**What to work on**
Please restate the entire listing verbatim.

**Working data**
——————————
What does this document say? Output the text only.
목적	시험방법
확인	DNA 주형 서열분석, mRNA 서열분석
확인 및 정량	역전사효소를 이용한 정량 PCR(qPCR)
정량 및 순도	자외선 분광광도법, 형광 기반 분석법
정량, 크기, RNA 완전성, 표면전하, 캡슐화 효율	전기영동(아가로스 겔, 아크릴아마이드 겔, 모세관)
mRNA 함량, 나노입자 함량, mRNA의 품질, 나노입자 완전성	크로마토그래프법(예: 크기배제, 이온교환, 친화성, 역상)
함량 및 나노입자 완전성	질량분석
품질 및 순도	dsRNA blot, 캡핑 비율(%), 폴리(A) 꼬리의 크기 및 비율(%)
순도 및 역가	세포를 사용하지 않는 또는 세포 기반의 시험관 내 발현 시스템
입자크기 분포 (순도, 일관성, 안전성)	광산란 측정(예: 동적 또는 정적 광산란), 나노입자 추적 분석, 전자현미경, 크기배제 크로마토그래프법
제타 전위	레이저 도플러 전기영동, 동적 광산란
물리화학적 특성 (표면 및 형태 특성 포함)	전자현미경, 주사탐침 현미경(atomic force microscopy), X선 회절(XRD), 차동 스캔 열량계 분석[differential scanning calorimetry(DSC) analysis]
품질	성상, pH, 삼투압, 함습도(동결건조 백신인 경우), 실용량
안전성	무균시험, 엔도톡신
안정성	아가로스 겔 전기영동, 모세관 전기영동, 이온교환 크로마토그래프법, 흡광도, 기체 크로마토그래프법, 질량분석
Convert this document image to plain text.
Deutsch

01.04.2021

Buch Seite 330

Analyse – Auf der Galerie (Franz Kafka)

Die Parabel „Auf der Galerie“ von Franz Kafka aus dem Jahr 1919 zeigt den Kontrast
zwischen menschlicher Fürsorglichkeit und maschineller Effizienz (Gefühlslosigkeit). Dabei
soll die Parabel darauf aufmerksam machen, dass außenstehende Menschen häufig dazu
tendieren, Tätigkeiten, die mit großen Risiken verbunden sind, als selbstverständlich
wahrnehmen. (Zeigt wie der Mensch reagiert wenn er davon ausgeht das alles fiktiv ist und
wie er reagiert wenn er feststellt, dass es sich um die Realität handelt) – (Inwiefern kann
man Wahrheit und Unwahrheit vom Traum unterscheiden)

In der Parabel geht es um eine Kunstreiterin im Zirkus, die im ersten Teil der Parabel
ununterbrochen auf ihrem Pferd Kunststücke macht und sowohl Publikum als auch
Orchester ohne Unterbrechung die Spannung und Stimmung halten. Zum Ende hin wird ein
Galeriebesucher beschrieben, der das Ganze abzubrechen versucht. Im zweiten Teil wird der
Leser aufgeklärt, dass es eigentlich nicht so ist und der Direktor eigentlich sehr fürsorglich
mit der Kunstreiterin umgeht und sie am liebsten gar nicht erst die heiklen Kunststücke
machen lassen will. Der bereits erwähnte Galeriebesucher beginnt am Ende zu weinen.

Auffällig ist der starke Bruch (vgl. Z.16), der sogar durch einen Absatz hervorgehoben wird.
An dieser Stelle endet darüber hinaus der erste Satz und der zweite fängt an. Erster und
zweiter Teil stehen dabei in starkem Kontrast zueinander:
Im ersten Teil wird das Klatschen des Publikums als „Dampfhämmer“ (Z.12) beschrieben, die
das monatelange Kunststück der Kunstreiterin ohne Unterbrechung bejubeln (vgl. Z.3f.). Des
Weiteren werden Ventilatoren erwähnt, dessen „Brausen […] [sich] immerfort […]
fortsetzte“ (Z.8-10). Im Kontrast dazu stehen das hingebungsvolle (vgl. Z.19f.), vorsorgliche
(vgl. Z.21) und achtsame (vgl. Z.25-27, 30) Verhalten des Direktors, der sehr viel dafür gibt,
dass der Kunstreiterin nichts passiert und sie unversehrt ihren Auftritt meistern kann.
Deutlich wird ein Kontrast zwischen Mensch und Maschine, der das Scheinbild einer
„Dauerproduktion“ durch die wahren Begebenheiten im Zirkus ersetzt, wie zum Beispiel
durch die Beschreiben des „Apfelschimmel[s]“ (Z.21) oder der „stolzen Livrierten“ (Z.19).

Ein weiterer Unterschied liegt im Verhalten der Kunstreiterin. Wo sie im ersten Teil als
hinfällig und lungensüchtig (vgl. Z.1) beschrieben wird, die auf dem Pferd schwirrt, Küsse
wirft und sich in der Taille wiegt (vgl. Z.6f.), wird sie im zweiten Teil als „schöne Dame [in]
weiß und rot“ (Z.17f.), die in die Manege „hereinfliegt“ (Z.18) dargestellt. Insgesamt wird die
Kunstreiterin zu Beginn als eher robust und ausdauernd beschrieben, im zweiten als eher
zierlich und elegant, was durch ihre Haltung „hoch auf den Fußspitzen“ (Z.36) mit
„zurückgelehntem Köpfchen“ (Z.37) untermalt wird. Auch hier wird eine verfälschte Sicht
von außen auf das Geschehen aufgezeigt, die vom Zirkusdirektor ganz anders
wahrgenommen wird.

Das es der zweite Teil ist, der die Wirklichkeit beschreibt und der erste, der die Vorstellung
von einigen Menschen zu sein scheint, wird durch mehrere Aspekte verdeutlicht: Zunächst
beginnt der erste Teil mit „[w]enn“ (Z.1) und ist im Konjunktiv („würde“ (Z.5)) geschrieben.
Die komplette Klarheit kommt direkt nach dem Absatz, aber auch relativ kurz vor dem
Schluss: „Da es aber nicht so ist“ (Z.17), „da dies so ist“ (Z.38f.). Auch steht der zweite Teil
——————————
**Problem solution**
What does this document say? Output the text only.
목적	시험방법
확인	DNA 주형 서열분석, mRNA 서열분석
확인 및 정량	역전사효소를 이용한 정량 PCR(qPCR)
정량 및 순도	자외선 분광광도법, 형광 기반 분석법
정량, 크기, RNA 완전성, 표면전하, 캡슐화 효율	전기영동(아가로스 겔, 아크릴아마이드 겔, 모세관)
mRNA 함량, 나노입자 함량, mRNA의 품질, 나노입자 완전성	크로마토그래프법(예: 크기배제, 이온교환, 친화성, 역상)
함량 및 나노입자 완전성	질량분석
품질 및 순도	dsRNA blot, 캡핑 비율(%), 폴리(A) 꼬리의 크기 및 비율(%)
순도 및 역가	세포를 사용하지 않는 또는 세포 기반의 시험관 내 발현 시스템
입자크기 분포 (순도, 일관성, 안전성)	광산란 측정(예: 동적 또는 정적 광산란), 나노입자 추적 분석, 전자현미경, 크기배제 크로마토그래프법
제타 전위	레이저 도플러 전기영동, 동적 광산란
물리화학적 특성 (표면 및 형태 특성 포함)	전자현미경, 주사탐침 현미경(atomic force microscopy), X선 회절(XRD), 차동 스캔 열량계 분석[differential scanning calorimetry(DSC) analysis]
품질	성상, pH, 삼투압, 함습도(동결건조 백신인 경우), 실용량
안전성	무균시험, 엔도톡신
안정성	아가로스 겔 전기영동, 모세관 전기영동, 이온교환 크로마토그래프법, 흡광도, 기체 크로마토그래프법, 질량분석
Convert this document image to plain text.
Deutsch

01.04.2021

Buch Seite 330

Analyse – Auf der Galerie (Franz Kafka)

Die Parabel „Auf der Galerie“ von Franz Kafka aus dem Jahr 1919 zeigt den Kontrast
zwischen menschlicher Fürsorglichkeit und maschineller Effizienz (Gefühlslosigkeit). Dabei
soll die Parabel darauf aufmerksam machen, dass außenstehende Menschen häufig dazu
tendieren, Tätigkeiten, die mit großen Risiken verbunden sind, als selbstverständlich
wahrnehmen. (Zeigt wie der Mensch reagiert wenn er davon ausgeht das alles fiktiv ist und
wie er reagiert wenn er feststellt, dass es sich um die Realität handelt) – (Inwiefern kann
man Wahrheit und Unwahrheit vom Traum unterscheiden)

In der Parabel geht es um eine Kunstreiterin im Zirkus, die im ersten Teil der Parabel
ununterbrochen auf ihrem Pferd Kunststücke macht und sowohl Publikum als auch
Orchester ohne Unterbrechung die Spannung und Stimmung halten. Zum Ende hin wird ein
Galeriebesucher beschrieben, der das Ganze abzubrechen versucht. Im zweiten Teil wird der
Leser aufgeklärt, dass es eigentlich nicht so ist und der Direktor eigentlich sehr fürsorglich
mit der Kunstreiterin umgeht und sie am liebsten gar nicht erst die heiklen Kunststücke
machen lassen will. Der bereits erwähnte Galeriebesucher beginnt am Ende zu weinen.

Auffällig ist der starke Bruch (vgl. Z.16), der sogar durch einen Absatz hervorgehoben wird.
An dieser Stelle endet darüber hinaus der erste Satz und der zweite fängt an. Erster und
zweiter Teil stehen dabei in starkem Kontrast zueinander:
Im ersten Teil wird das Klatschen des Publikums als „Dampfhämmer“ (Z.12) beschrieben, die
das monatelange Kunststück der Kunstreiterin ohne Unterbrechung bejubeln (vgl. Z.3f.). Des
Weiteren werden Ventilatoren erwähnt, dessen „Brausen […] [sich] immerfort […]
fortsetzte“ (Z.8-10). Im Kontrast dazu stehen das hingebungsvolle (vgl. Z.19f.), vorsorgliche
(vgl. Z.21) und achtsame (vgl. Z.25-27, 30) Verhalten des Direktors, der sehr viel dafür gibt,
dass der Kunstreiterin nichts passiert und sie unversehrt ihren Auftritt meistern kann.
Deutlich wird ein Kontrast zwischen Mensch und Maschine, der das Scheinbild einer
„Dauerproduktion“ durch die wahren Begebenheiten im Zirkus ersetzt, wie zum Beispiel
durch die Beschreiben des „Apfelschimmel[s]“ (Z.21) oder der „stolzen Livrierten“ (Z.19).

Ein weiterer Unterschied liegt im Verhalten der Kunstreiterin. Wo sie im ersten Teil als
hinfällig und lungensüchtig (vgl. Z.1) beschrieben wird, die auf dem Pferd schwirrt, Küsse
wirft und sich in der Taille wiegt (vgl. Z.6f.), wird sie im zweiten Teil als „schöne Dame [in]
weiß und rot“ (Z.17f.), die in die Manege „hereinfliegt“ (Z.18) dargestellt. Insgesamt wird die
Kunstreiterin zu Beginn als eher robust und ausdauernd beschrieben, im zweiten als eher
zierlich und elegant, was durch ihre Haltung „hoch auf den Fußspitzen“ (Z.36) mit
„zurückgelehntem Köpfchen“ (Z.37) untermalt wird. Auch hier wird eine verfälschte Sicht
von außen auf das Geschehen aufgezeigt, die vom Zirkusdirektor ganz anders
wahrgenommen wird.

Das es der zweite Teil ist, der die Wirklichkeit beschreibt und der erste, der die Vorstellung
von einigen Menschen zu sein scheint, wird durch mehrere Aspekte verdeutlicht: Zunächst
beginnt der erste Teil mit „[w]enn“ (Z.1) und ist im Konjunktiv („würde“ (Z.5)) geschrieben.
Die komplette Klarheit kommt direkt nach dem Absatz, aber auch relativ kurz vor dem
Schluss: „Da es aber nicht so ist“ (Z.17), „da dies so ist“ (Z.38f.). Auch steht der zweite Teil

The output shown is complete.